Below are some records. Say in a single number how many of their lines include the word "Source".
----
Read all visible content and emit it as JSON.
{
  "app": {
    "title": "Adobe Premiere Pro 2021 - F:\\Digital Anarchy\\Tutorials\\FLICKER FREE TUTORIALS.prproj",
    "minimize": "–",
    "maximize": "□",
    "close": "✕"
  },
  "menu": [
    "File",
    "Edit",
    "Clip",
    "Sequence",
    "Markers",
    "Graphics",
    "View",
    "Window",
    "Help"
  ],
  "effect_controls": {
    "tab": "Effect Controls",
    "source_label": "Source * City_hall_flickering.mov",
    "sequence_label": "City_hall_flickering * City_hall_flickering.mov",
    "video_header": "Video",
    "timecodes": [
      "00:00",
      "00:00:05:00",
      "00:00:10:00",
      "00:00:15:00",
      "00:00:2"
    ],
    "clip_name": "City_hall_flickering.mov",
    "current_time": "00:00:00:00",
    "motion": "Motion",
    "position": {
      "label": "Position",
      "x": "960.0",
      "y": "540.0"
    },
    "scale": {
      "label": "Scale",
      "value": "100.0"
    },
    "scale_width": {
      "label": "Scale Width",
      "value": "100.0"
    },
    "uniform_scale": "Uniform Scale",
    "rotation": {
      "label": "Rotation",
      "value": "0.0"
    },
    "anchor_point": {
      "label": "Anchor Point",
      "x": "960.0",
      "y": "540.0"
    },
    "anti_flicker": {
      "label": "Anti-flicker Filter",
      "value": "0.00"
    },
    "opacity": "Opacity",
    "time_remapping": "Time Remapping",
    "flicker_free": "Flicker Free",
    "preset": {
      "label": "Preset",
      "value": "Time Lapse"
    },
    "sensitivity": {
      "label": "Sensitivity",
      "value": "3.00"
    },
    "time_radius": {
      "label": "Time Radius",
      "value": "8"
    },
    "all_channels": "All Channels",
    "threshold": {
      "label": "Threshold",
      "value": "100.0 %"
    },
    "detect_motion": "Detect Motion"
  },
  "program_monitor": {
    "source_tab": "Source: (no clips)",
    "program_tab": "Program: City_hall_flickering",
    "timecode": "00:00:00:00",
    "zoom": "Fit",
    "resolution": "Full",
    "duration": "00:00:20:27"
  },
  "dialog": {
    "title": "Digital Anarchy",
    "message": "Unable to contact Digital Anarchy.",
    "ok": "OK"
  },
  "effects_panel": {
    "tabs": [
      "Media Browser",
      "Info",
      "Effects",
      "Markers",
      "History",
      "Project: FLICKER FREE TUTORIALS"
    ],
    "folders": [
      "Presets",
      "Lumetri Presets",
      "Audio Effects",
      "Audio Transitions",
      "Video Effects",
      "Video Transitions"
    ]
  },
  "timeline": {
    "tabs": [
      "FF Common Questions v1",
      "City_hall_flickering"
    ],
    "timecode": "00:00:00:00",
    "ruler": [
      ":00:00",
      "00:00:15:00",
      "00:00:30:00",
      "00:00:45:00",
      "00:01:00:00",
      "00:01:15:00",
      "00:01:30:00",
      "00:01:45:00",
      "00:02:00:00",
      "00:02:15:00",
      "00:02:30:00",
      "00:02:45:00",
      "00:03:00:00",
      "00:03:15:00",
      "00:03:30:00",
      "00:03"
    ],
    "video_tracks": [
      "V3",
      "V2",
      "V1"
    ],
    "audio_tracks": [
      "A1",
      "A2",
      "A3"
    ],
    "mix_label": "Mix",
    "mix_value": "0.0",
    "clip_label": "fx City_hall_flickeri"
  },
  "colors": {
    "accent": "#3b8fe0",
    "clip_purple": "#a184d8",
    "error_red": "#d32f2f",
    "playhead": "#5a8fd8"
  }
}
----
> **RESULT FOR THIS TASK**: 2